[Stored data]
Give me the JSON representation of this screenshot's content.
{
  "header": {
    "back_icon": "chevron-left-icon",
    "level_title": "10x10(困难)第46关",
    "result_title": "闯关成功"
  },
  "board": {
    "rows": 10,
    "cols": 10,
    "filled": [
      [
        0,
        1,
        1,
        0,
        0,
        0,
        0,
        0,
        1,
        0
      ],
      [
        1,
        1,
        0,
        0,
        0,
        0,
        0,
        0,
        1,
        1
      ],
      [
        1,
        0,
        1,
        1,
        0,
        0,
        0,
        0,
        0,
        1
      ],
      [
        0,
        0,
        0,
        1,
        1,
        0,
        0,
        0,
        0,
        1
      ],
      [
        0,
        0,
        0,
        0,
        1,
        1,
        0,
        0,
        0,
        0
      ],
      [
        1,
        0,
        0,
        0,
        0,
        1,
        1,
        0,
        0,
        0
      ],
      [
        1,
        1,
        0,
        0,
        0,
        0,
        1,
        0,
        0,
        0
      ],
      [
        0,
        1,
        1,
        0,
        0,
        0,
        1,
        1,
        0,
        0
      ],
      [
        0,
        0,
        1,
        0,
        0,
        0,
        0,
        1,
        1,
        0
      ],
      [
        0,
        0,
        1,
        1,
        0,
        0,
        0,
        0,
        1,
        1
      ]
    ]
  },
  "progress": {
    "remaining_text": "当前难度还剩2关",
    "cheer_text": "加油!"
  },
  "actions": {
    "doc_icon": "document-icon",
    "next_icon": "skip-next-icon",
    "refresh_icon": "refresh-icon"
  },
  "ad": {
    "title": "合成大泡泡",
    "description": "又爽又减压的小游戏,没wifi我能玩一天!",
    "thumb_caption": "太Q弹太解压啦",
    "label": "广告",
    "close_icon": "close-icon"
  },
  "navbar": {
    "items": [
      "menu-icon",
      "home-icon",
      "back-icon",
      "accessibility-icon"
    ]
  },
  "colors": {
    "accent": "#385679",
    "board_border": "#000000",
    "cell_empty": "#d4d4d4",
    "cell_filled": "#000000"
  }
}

# WHAT IS NEEDED
Each line above must be printed exactly as it appears.

# RESULT
Give me the JSON representation of this screenshot's content.
{
  "header": {
    "back_icon": "chevron-left-icon",
    "level_title": "10x10(困难)第46关",
    "result_title": "闯关成功"
  },
  "board": {
    "rows": 10,
    "cols": 10,
    "filled": [
      [
        0,
        1,
        1,
        0,
        0,
        0,
        0,
        0,
        1,
        0
      ],
      [
        1,
        1,
        0,
        0,
        0,
        0,
        0,
        0,
        1,
        1
      ],
      [
        1,
        0,
        1,
        1,
        0,
        0,
        0,
        0,
        0,
        1
      ],
      [
        0,
        0,
        0,
        1,
        1,
        0,
        0,
        0,
        0,
        1
      ],
      [
        0,
        0,
        0,
        0,
        1,
        1,
        0,
        0,
        0,
        0
      ],
      [
        1,
        0,
        0,
        0,
        0,
        1,
        1,
        0,
        0,
        0
      ],
      [
        1,
        1,
        0,
        0,
        0,
        0,
        1,
        0,
        0,
        0
      ],
      [
        0,
        1,
        1,
        0,
        0,
        0,
        1,
        1,
        0,
        0
      ],
      [
        0,
        0,
        1,
        0,
        0,
        0,
        0,
        1,
        1,
        0
      ],
      [
        0,
        0,
        1,
        1,
        0,
        0,
        0,
        0,
        1,
        1
      ]
    ]
  },
  "progress": {
    "remaining_text": "当前难度还剩2关",
    "cheer_text": "加油!"
  },
  "actions": {
    "doc_icon": "document-icon",
    "next_icon": "skip-next-icon",
    "refresh_icon": "refresh-icon"
  },
  "ad": {
    "title": "合成大泡泡",
    "description": "又爽又减压的小游戏,没wifi我能玩一天!",
    "thumb_caption": "太Q弹太解压啦",
    "label": "广告",
    "close_icon": "close-icon"
  },
  "navbar": {
    "items": [
      "menu-icon",
      "home-icon",
      "back-icon",
      "accessibility-icon"
    ]
  },
  "colors": {
    "accent": "#385679",
    "board_border": "#000000",
    "cell_empty": "#d4d4d4",
    "cell_filled": "#000000"
  }
}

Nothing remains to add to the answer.